▸ Data to use
** begin **
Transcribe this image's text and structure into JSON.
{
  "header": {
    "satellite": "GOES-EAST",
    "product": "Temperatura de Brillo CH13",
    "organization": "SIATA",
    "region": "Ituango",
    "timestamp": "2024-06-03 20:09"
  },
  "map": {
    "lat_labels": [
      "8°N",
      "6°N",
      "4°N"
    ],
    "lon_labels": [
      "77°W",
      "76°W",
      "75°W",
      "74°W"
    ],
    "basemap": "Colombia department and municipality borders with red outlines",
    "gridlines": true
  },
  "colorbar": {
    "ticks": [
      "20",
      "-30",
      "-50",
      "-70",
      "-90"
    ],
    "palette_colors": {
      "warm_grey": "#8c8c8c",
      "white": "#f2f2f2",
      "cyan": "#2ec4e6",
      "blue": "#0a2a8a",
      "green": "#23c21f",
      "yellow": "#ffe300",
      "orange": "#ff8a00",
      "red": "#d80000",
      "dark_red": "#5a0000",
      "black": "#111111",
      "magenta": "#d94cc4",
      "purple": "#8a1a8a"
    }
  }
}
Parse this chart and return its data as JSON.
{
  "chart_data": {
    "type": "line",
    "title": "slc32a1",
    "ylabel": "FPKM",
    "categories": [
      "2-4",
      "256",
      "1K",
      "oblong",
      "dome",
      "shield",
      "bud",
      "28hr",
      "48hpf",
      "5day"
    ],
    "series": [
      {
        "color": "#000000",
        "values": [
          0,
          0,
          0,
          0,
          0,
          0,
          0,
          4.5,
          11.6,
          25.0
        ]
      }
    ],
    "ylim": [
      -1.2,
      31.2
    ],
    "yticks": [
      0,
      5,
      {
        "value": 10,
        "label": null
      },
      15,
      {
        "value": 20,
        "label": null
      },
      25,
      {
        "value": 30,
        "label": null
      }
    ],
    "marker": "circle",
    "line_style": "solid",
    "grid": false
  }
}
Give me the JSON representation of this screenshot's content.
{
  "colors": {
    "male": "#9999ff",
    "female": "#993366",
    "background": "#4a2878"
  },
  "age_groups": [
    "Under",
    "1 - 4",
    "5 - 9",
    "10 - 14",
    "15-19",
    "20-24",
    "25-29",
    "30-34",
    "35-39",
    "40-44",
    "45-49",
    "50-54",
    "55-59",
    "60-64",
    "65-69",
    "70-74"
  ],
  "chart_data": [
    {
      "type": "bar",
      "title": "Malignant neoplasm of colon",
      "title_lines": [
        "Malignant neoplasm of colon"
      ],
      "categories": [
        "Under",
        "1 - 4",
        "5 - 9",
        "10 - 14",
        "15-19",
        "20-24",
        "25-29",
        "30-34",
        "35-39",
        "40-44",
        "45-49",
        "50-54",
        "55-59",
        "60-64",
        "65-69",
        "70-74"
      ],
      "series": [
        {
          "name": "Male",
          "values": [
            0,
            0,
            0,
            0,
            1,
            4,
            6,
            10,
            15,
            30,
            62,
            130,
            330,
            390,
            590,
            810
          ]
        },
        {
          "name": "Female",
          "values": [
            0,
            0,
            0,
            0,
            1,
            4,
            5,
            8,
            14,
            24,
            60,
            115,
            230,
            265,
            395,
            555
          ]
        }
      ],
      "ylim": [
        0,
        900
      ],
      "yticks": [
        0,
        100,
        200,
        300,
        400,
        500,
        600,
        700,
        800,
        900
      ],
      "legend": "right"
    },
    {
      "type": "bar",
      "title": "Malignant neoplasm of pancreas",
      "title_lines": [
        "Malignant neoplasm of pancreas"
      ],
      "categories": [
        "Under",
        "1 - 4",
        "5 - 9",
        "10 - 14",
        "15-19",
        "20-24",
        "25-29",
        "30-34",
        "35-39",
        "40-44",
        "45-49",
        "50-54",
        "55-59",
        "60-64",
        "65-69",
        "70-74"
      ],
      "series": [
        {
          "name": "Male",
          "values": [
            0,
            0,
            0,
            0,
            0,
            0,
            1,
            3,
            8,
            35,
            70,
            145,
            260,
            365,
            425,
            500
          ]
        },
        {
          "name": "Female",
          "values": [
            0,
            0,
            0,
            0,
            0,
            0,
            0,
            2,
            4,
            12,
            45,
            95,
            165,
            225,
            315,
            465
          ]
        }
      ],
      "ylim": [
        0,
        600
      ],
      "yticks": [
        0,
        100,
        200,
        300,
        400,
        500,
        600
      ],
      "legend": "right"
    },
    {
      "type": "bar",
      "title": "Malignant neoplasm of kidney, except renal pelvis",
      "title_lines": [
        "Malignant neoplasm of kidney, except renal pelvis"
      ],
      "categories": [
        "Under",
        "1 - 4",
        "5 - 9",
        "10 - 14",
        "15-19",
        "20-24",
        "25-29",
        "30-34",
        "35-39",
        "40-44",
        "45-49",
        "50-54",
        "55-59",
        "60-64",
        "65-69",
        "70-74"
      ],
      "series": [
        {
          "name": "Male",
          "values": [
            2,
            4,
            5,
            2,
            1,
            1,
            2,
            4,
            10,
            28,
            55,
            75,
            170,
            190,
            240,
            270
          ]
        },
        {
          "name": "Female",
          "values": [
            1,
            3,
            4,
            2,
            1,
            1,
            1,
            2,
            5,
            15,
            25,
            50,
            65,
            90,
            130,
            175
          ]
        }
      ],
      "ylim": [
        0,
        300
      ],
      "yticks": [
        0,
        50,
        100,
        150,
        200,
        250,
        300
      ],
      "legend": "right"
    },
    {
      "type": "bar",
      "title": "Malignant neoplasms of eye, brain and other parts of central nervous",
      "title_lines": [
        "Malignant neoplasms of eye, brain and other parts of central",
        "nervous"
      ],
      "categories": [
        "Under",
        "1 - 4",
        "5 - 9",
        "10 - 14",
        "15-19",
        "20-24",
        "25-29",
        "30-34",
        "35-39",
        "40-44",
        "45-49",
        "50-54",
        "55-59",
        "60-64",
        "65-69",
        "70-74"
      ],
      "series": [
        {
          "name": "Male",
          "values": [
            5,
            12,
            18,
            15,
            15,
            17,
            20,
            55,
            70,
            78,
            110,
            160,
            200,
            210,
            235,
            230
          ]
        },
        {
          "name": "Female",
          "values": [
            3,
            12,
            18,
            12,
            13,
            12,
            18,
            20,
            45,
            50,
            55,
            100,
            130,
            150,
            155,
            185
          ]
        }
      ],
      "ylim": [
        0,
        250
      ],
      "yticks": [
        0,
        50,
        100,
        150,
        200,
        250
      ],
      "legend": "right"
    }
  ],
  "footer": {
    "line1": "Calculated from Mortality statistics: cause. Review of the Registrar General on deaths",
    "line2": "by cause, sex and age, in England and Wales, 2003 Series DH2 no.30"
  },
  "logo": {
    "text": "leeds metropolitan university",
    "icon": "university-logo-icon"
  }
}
** end **
▸ Aim
Copy out each record from above, exactly.

▸ Answer to this exercise
Transcribe this image's text and structure into JSON.
{
  "header": {
    "satellite": "GOES-EAST",
    "product": "Temperatura de Brillo CH13",
    "organization": "SIATA",
    "region": "Ituango",
    "timestamp": "2024-06-03 20:09"
  },
  "map": {
    "lat_labels": [
      "8°N",
      "6°N",
      "4°N"
    ],
    "lon_labels": [
      "77°W",
      "76°W",
      "75°W",
      "74°W"
    ],
    "basemap": "Colombia department and municipality borders with red outlines",
    "gridlines": true
  },
  "colorbar": {
    "ticks": [
      "20",
      "-30",
      "-50",
      "-70",
      "-90"
    ],
    "palette_colors": {
      "warm_grey": "#8c8c8c",
      "white": "#f2f2f2",
      "cyan": "#2ec4e6",
      "blue": "#0a2a8a",
      "green": "#23c21f",
      "yellow": "#ffe300",
      "orange": "#ff8a00",
      "red": "#d80000",
      "dark_red": "#5a0000",
      "black": "#111111",
      "magenta": "#d94cc4",
      "purple": "#8a1a8a"
    }
  }
}
Parse this chart and return its data as JSON.
{
  "chart_data": {
    "type": "line",
    "title": "slc32a1",
    "ylabel": "FPKM",
    "categories": [
      "2-4",
      "256",
      "1K",
      "oblong",
      "dome",
      "shield",
      "bud",
      "28hr",
      "48hpf",
      "5day"
    ],
    "series": [
      {
        "color": "#000000",
        "values": [
          0,
          0,
          0,
          0,
          0,
          0,
          0,
          4.5,
          11.6,
          25.0
        ]
      }
    ],
    "ylim": [
      -1.2,
      31.2
    ],
    "yticks": [
      0,
      5,
      {
        "value": 10,
        "label": null
      },
      15,
      {
        "value": 20,
        "label": null
      },
      25,
      {
        "value": 30,
        "label": null
      }
    ],
    "marker": "circle",
    "line_style": "solid",
    "grid": false
  }
}
Give me the JSON representation of this screenshot's content.
{
  "colors": {
    "male": "#9999ff",
    "female": "#993366",
    "background": "#4a2878"
  },
  "age_groups": [
    "Under",
    "1 - 4",
    "5 - 9",
    "10 - 14",
    "15-19",
    "20-24",
    "25-29",
    "30-34",
    "35-39",
    "40-44",
    "45-49",
    "50-54",
    "55-59",
    "60-64",
    "65-69",
    "70-74"
  ],
  "chart_data": [
    {
      "type": "bar",
      "title": "Malignant neoplasm of colon",
      "title_lines": [
        "Malignant neoplasm of colon"
      ],
      "categories": [
        "Under",
        "1 - 4",
        "5 - 9",
        "10 - 14",
        "15-19",
        "20-24",
        "25-29",
        "30-34",
        "35-39",
        "40-44",
        "45-49",
        "50-54",
        "55-59",
        "60-64",
        "65-69",
        "70-74"
      ],
      "series": [
        {
          "name": "Male",
          "values": [
            0,
            0,
            0,
            0,
            1,
            4,
            6,
            10,
            15,
            30,
            62,
            130,
            330,
            390,
            590,
            810
          ]
        },
        {
          "name": "Female",
          "values": [
            0,
            0,
            0,
            0,
            1,
            4,
            5,
            8,
            14,
            24,
            60,
            115,
            230,
            265,
            395,
            555
          ]
        }
      ],
      "ylim": [
        0,
        900
      ],
      "yticks": [
        0,
        100,
        200,
        300,
        400,
        500,
        600,
        700,
        800,
        900
      ],
      "legend": "right"
    },
    {
      "type": "bar",
      "title": "Malignant neoplasm of pancreas",
      "title_lines": [
        "Malignant neoplasm of pancreas"
      ],
      "categories": [
        "Under",
        "1 - 4",
        "5 - 9",
        "10 - 14",
        "15-19",
        "20-24",
        "25-29",
        "30-34",
        "35-39",
        "40-44",
        "45-49",
        "50-54",
        "55-59",
        "60-64",
        "65-69",
        "70-74"
      ],
      "series": [
        {
          "name": "Male",
          "values": [
            0,
            0,
            0,
            0,
            0,
            0,
            1,
            3,
            8,
            35,
            70,
            145,
            260,
            365,
            425,
            500
          ]
        },
        {
          "name": "Female",
          "values": [
            0,
            0,
            0,
            0,
            0,
            0,
            0,
            2,
            4,
            12,
            45,
            95,
            165,
            225,
            315,
            465
          ]
        }
      ],
      "ylim": [
        0,
        600
      ],
      "yticks": [
        0,
        100,
        200,
        300,
        400,
        500,
        600
      ],
      "legend": "right"
    },
    {
      "type": "bar",
      "title": "Malignant neoplasm of kidney, except renal pelvis",
      "title_lines": [
        "Malignant neoplasm of kidney, except renal pelvis"
      ],
      "categories": [
        "Under",
        "1 - 4",
        "5 - 9",
        "10 - 14",
        "15-19",
        "20-24",
        "25-29",
        "30-34",
        "35-39",
        "40-44",
        "45-49",
        "50-54",
        "55-59",
        "60-64",
        "65-69",
        "70-74"
      ],
      "series": [
        {
          "name": "Male",
          "values": [
            2,
            4,
            5,
            2,
            1,
            1,
            2,
            4,
            10,
            28,
            55,
            75,
            170,
            190,
            240,
            270
          ]
        },
        {
          "name": "Female",
          "values": [
            1,
            3,
            4,
            2,
            1,
            1,
            1,
            2,
            5,
            15,
            25,
            50,
            65,
            90,
            130,
            175
          ]
        }
      ],
      "ylim": [
        0,
        300
      ],
      "yticks": [
        0,
        50,
        100,
        150,
        200,
        250,
        300
      ],
      "legend": "right"
    },
    {
      "type": "bar",
      "title": "Malignant neoplasms of eye, brain and other parts of central nervous",
      "title_lines": [
        "Malignant neoplasms of eye, brain and other parts of central",
        "nervous"
      ],
      "categories": [
        "Under",
        "1 - 4",
        "5 - 9",
        "10 - 14",
        "15-19",
        "20-24",
        "25-29",
        "30-34",
        "35-39",
        "40-44",
        "45-49",
        "50-54",
        "55-59",
        "60-64",
        "65-69",
        "70-74"
      ],
      "series": [
        {
          "name": "Male",
          "values": [
            5,
            12,
            18,
            15,
            15,
            17,
            20,
            55,
            70,
            78,
            110,
            160,
            200,
            210,
            235,
            230
          ]
        },
        {
          "name": "Female",
          "values": [
            3,
            12,
            18,
            12,
            13,
            12,
            18,
            20,
            45,
            50,
            55,
            100,
            130,
            150,
            155,
            185
          ]
        }
      ],
      "ylim": [
        0,
        250
      ],
      "yticks": [
        0,
        50,
        100,
        150,
        200,
        250
      ],
      "legend": "right"
    }
  ],
  "footer": {
    "line1": "Calculated from Mortality statistics: cause. Review of the Registrar General on deaths",
    "line2": "by cause, sex and age, in England and Wales, 2003 Series DH2 no.30"
  },
  "logo": {
    "text": "leeds metropolitan university",
    "icon": "university-logo-icon"
  }
}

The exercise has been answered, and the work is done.